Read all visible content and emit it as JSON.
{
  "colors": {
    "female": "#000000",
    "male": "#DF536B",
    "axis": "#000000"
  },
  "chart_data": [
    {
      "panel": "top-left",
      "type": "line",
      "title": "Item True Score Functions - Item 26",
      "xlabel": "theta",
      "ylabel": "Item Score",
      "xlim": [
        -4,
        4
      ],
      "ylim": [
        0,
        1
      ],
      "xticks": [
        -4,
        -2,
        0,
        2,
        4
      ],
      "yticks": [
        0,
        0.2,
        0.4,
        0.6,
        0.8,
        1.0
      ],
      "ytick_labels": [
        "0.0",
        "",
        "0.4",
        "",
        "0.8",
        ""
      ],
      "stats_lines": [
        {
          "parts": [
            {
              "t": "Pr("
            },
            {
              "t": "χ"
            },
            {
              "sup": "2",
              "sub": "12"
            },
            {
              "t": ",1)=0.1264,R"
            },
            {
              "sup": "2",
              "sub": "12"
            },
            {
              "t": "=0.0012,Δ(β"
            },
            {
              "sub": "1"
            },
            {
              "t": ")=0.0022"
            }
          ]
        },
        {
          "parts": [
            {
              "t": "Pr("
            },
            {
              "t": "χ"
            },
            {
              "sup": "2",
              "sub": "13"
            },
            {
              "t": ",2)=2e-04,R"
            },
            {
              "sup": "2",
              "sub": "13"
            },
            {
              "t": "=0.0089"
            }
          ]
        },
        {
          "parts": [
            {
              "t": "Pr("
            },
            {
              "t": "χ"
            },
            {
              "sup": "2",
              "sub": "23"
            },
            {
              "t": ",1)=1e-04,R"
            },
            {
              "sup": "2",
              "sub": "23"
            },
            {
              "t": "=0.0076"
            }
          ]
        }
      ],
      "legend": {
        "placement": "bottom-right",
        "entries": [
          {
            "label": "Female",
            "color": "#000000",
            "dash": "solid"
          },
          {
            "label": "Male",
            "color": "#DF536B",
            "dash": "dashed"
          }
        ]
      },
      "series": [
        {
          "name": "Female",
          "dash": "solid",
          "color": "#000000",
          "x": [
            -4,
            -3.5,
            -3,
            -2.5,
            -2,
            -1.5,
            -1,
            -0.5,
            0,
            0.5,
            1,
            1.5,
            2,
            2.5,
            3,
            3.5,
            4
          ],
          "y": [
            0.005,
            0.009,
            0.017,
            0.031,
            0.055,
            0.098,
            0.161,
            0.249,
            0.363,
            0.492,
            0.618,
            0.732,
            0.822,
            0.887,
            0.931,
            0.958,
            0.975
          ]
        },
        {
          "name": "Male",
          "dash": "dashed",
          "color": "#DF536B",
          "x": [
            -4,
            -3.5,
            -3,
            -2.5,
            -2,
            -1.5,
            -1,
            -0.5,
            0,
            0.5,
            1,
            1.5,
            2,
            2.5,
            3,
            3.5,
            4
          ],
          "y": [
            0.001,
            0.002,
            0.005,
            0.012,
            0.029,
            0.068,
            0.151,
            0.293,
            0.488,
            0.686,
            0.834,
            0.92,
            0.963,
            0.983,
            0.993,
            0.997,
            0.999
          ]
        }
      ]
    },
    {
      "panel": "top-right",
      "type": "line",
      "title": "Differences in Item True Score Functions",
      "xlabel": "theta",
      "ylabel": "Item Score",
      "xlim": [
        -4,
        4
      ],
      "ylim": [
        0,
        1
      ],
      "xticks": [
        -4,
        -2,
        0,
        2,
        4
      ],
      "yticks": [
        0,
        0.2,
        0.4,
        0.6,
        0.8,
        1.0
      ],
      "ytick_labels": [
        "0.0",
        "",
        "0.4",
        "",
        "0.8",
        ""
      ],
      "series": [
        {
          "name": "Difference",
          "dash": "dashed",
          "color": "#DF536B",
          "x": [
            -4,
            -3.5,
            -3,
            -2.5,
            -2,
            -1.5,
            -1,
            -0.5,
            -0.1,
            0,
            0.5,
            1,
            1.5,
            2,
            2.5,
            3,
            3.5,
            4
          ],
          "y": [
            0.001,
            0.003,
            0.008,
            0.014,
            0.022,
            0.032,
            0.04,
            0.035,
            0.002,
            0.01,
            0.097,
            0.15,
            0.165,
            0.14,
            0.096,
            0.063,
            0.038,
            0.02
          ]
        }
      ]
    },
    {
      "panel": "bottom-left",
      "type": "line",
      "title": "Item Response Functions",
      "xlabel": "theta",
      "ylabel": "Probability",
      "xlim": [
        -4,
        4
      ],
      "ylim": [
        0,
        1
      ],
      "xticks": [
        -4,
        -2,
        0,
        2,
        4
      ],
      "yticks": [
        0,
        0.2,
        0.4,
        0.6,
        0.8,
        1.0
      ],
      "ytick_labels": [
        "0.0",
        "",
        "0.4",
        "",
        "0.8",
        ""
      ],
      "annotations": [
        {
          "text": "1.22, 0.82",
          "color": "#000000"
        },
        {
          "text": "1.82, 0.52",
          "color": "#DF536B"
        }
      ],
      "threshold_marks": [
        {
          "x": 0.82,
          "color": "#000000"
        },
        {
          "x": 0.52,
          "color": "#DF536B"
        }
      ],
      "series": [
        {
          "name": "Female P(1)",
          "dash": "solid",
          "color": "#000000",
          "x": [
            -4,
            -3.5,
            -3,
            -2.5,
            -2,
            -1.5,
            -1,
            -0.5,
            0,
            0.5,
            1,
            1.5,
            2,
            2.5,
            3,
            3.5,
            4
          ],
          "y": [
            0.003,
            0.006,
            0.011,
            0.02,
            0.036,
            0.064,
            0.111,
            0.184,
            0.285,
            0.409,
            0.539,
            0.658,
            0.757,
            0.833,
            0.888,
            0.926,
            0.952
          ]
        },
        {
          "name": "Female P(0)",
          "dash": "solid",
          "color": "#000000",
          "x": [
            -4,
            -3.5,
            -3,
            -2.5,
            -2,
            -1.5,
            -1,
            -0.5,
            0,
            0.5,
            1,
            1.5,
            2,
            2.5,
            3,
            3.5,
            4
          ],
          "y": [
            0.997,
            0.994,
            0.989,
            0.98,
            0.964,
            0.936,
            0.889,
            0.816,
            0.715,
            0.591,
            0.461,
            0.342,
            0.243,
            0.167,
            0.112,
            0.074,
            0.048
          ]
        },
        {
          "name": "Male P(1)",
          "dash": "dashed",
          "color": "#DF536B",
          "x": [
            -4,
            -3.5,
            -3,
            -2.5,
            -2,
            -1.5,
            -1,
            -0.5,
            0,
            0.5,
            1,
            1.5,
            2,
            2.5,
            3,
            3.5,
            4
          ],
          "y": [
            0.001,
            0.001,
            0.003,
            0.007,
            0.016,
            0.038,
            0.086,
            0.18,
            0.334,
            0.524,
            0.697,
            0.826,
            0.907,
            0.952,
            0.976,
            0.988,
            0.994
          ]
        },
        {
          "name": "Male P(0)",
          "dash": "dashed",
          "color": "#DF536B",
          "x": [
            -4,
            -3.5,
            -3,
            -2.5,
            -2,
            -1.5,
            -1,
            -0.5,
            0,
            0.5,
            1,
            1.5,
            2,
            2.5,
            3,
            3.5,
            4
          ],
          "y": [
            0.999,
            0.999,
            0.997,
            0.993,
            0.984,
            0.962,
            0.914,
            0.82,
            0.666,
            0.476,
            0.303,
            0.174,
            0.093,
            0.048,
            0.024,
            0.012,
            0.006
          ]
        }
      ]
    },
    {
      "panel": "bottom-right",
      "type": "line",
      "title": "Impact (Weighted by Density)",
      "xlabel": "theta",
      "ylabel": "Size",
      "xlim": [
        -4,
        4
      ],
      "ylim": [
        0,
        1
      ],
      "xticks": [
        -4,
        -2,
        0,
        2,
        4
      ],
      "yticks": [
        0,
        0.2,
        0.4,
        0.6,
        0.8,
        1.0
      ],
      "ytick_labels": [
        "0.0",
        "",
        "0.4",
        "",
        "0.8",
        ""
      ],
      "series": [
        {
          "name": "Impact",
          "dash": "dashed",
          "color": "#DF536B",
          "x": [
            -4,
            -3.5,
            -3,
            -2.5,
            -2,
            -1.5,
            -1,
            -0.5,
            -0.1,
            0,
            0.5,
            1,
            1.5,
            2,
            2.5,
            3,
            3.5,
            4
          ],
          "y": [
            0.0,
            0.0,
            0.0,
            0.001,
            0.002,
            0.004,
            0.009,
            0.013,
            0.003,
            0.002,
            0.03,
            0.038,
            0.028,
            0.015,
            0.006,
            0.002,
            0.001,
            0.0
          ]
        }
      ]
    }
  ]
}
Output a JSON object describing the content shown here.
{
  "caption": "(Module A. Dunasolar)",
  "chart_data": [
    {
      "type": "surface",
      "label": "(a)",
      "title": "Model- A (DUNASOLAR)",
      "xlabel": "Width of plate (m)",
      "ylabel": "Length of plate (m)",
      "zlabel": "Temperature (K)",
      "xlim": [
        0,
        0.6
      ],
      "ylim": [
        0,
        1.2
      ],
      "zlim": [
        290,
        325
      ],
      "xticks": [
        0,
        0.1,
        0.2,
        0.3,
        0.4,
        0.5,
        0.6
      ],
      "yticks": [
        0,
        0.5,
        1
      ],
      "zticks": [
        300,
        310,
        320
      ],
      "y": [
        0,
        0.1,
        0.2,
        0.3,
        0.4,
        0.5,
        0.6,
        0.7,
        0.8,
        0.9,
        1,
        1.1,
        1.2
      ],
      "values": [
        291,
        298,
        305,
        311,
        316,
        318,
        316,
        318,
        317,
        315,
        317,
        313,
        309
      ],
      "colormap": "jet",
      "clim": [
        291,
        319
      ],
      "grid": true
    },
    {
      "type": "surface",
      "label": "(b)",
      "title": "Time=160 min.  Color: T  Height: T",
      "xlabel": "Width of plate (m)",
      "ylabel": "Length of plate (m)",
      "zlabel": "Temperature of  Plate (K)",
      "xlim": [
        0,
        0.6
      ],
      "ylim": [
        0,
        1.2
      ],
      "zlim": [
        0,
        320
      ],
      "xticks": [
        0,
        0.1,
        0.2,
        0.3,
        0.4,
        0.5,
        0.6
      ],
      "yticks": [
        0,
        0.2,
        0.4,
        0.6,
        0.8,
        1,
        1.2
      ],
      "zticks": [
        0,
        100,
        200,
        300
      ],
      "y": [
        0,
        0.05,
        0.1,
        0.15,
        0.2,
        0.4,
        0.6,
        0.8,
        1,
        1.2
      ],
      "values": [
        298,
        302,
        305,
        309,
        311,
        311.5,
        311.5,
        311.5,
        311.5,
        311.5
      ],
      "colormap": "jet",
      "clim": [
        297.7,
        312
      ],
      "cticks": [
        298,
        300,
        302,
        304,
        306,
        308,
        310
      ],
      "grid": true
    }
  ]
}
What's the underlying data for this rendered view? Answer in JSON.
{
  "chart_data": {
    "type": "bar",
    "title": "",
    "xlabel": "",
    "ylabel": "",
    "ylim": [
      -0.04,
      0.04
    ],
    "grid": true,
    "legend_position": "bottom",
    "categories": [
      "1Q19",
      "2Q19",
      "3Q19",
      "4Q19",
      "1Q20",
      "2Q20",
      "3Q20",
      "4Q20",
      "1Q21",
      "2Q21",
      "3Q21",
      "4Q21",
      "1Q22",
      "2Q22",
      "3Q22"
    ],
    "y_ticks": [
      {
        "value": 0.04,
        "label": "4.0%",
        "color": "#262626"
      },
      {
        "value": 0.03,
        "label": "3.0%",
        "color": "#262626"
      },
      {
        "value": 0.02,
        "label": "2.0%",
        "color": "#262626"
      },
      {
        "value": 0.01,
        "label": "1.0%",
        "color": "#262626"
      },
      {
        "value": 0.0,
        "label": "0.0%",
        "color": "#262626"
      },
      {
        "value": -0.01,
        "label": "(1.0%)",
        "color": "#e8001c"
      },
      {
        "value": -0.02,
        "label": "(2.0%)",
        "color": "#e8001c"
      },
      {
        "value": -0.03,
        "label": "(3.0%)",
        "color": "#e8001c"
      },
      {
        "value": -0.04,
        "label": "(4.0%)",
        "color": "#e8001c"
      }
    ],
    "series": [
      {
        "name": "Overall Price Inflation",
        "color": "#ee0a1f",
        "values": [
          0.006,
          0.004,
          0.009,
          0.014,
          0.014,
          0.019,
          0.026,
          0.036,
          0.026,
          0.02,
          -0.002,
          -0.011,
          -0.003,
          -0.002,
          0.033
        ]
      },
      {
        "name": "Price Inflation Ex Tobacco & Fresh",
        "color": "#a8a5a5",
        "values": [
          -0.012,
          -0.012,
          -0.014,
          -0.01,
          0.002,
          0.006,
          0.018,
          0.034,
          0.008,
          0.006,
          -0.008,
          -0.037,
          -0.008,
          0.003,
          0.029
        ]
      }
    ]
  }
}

__Do this__. Identify and copy all lines with the word "zlabel".

__Solution__.
      "zlabel": "Temperature (K)",
      "zlabel": "Temperature of  Plate (K)",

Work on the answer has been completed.